[Start of INPUT RECORDS]

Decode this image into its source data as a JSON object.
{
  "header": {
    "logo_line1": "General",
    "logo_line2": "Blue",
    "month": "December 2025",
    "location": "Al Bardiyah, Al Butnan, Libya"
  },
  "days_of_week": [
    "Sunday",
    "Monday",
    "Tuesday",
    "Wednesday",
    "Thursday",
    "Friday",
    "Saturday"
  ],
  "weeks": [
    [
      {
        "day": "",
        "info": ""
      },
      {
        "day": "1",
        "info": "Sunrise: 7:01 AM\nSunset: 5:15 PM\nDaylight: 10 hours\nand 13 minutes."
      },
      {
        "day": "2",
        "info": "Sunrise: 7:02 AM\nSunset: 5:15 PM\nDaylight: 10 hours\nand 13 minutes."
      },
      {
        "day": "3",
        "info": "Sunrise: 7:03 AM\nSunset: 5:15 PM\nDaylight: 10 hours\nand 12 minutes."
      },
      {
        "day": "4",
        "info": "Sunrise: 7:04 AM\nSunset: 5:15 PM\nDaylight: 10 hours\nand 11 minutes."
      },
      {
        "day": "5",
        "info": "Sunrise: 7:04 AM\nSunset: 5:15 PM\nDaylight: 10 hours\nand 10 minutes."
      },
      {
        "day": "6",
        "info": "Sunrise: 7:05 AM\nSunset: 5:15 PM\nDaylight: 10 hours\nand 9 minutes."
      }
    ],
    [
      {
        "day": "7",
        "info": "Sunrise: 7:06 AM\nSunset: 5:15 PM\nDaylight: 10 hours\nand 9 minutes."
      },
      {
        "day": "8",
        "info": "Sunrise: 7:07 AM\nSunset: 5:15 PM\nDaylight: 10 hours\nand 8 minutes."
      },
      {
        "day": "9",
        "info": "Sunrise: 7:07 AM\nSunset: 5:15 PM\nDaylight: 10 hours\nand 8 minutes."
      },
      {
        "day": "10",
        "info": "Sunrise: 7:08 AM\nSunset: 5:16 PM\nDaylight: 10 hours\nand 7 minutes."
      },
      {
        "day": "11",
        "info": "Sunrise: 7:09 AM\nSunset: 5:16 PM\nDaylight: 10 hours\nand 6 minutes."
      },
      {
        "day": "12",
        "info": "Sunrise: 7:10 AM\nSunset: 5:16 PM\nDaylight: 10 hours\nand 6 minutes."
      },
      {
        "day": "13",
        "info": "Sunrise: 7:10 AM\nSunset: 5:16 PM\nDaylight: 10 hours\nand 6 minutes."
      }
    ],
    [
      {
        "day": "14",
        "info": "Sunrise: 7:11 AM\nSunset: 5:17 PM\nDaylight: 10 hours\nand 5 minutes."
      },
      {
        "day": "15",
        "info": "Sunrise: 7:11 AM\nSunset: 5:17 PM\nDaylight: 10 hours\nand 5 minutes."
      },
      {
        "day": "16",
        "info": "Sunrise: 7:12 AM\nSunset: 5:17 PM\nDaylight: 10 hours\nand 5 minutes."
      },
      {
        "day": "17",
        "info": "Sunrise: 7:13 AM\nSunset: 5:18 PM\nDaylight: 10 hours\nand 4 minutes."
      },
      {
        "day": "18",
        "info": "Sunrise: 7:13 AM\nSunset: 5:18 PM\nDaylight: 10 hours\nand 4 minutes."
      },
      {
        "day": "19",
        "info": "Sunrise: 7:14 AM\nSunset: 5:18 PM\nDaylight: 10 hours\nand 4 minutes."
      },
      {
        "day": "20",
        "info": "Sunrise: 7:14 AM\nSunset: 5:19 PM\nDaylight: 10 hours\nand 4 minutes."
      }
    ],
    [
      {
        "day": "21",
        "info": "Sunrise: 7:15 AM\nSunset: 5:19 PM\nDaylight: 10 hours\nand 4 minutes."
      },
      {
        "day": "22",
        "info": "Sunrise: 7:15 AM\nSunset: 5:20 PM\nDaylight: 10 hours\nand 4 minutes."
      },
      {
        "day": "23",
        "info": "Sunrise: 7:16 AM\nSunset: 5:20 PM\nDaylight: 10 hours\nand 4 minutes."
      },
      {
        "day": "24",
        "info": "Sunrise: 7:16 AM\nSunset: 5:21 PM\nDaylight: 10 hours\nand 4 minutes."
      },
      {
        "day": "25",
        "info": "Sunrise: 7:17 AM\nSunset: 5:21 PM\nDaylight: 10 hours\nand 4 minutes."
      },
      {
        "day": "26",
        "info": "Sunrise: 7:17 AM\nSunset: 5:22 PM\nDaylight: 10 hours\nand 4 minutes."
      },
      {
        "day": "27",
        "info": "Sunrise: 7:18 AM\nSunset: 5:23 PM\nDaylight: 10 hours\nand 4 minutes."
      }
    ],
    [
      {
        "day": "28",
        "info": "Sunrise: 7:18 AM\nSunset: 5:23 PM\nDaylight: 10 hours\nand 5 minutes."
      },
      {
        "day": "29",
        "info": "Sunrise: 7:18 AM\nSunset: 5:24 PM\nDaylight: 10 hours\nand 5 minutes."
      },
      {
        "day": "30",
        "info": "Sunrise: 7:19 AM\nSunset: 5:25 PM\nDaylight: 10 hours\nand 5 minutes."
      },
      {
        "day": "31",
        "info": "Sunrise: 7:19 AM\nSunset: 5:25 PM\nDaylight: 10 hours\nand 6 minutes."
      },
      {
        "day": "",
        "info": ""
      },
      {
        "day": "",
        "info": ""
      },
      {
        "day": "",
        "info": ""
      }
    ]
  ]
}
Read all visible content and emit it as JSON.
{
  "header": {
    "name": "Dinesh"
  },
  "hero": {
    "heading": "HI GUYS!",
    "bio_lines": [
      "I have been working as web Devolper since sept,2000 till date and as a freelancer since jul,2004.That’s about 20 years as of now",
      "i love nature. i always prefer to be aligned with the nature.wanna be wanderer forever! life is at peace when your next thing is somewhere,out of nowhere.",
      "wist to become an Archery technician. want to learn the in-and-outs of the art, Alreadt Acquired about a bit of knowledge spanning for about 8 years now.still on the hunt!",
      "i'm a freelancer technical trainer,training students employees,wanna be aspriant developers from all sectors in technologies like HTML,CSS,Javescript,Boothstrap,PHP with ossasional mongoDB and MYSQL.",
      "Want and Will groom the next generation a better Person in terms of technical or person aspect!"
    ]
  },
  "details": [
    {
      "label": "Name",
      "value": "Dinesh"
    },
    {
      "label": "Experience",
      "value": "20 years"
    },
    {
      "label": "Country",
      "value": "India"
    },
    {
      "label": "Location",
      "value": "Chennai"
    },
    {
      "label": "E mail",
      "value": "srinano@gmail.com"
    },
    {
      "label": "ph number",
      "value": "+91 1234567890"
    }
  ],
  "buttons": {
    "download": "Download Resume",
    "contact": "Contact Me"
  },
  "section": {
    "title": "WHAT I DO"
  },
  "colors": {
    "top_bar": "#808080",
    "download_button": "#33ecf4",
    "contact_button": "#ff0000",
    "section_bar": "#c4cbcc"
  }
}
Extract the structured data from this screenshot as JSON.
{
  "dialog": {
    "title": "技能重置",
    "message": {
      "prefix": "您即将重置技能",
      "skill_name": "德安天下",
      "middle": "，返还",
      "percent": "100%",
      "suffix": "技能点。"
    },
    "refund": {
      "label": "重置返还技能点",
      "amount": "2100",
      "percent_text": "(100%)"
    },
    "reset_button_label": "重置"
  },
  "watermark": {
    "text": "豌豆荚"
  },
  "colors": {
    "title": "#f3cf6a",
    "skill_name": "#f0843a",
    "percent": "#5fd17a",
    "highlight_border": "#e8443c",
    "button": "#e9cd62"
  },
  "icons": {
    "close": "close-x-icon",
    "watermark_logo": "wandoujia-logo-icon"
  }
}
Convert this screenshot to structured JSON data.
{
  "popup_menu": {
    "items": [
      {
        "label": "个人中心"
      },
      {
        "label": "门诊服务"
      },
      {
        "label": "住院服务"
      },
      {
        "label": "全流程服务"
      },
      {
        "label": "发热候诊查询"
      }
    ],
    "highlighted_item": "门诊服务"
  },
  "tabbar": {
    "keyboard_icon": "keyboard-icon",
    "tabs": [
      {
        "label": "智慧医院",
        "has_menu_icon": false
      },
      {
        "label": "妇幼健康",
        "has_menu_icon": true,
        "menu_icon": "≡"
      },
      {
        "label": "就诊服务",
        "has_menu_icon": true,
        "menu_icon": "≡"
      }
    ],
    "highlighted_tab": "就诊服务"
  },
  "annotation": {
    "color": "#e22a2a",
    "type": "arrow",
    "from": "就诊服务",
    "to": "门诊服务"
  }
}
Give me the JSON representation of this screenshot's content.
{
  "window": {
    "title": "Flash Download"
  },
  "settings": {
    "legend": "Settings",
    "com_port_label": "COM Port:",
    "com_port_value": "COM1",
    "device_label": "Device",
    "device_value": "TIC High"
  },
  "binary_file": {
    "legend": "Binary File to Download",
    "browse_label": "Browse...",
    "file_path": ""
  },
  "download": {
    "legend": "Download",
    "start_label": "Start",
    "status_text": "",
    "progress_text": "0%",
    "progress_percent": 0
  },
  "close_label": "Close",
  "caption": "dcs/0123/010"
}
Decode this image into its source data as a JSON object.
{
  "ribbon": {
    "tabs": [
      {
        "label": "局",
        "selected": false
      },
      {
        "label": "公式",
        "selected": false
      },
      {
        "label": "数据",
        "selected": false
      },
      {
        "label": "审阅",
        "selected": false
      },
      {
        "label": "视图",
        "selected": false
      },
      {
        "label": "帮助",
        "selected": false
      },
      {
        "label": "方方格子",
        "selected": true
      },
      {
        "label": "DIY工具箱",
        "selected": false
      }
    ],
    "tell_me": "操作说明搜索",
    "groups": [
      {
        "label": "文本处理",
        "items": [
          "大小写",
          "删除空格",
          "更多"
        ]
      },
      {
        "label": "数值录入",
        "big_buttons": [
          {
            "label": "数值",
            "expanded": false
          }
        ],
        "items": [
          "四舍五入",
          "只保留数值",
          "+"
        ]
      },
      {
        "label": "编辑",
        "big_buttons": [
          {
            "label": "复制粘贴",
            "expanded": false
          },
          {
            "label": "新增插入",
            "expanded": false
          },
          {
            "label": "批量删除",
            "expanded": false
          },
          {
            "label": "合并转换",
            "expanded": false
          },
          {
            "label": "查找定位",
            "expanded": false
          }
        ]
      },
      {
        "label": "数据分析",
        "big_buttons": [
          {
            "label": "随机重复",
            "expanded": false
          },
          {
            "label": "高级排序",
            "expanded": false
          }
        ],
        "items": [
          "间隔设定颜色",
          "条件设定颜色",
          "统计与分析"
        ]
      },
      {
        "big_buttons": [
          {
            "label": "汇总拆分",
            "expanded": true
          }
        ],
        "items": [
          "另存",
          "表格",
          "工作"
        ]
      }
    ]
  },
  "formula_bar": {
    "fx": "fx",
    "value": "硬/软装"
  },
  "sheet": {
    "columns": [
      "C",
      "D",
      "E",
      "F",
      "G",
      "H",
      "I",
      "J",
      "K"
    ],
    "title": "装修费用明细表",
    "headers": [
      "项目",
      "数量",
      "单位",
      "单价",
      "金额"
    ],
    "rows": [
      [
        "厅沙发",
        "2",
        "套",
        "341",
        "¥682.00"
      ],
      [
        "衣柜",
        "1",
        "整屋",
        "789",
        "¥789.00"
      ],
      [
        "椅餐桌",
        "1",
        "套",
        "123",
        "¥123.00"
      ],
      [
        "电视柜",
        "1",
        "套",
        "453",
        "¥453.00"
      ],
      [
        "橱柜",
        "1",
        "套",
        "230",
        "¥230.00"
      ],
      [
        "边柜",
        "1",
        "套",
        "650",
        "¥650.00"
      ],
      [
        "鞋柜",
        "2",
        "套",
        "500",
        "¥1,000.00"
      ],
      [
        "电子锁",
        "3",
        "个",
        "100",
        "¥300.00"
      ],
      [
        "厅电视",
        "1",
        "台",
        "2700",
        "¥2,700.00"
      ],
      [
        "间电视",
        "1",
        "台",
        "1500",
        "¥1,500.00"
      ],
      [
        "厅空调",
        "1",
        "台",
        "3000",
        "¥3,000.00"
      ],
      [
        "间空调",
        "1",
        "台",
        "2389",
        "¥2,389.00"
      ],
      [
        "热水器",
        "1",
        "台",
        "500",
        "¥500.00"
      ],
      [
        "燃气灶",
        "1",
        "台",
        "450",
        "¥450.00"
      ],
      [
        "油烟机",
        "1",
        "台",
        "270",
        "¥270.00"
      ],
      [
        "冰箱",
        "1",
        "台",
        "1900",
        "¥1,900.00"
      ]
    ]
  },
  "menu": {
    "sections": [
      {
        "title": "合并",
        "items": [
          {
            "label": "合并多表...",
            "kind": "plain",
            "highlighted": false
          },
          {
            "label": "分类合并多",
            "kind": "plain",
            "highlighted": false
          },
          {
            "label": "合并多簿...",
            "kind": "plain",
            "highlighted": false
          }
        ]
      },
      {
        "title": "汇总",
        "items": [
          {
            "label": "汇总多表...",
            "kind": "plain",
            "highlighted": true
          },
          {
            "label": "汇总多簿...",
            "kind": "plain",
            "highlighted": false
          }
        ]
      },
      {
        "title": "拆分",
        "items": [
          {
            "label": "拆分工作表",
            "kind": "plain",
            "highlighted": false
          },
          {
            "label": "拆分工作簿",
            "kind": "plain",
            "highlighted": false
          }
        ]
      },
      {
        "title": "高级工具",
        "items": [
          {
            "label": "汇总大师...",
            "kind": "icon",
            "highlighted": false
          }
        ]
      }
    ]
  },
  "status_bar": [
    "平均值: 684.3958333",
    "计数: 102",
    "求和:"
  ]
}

[End of INPUT RECORDS]

EXERCISE PROMPT: Return every line containing "years".

ANSWER FOR THE TASK:
      "I have been working as web Devolper since sept,2000 till date and as a freelancer since jul,2004.That’s about 20 years as of now",
      "wist to become an Archery technician. want to learn the in-and-outs of the art, Alreadt Acquired about a bit of knowledge spanning for about 8 years now.still on the hunt!",
      "value": "20 years"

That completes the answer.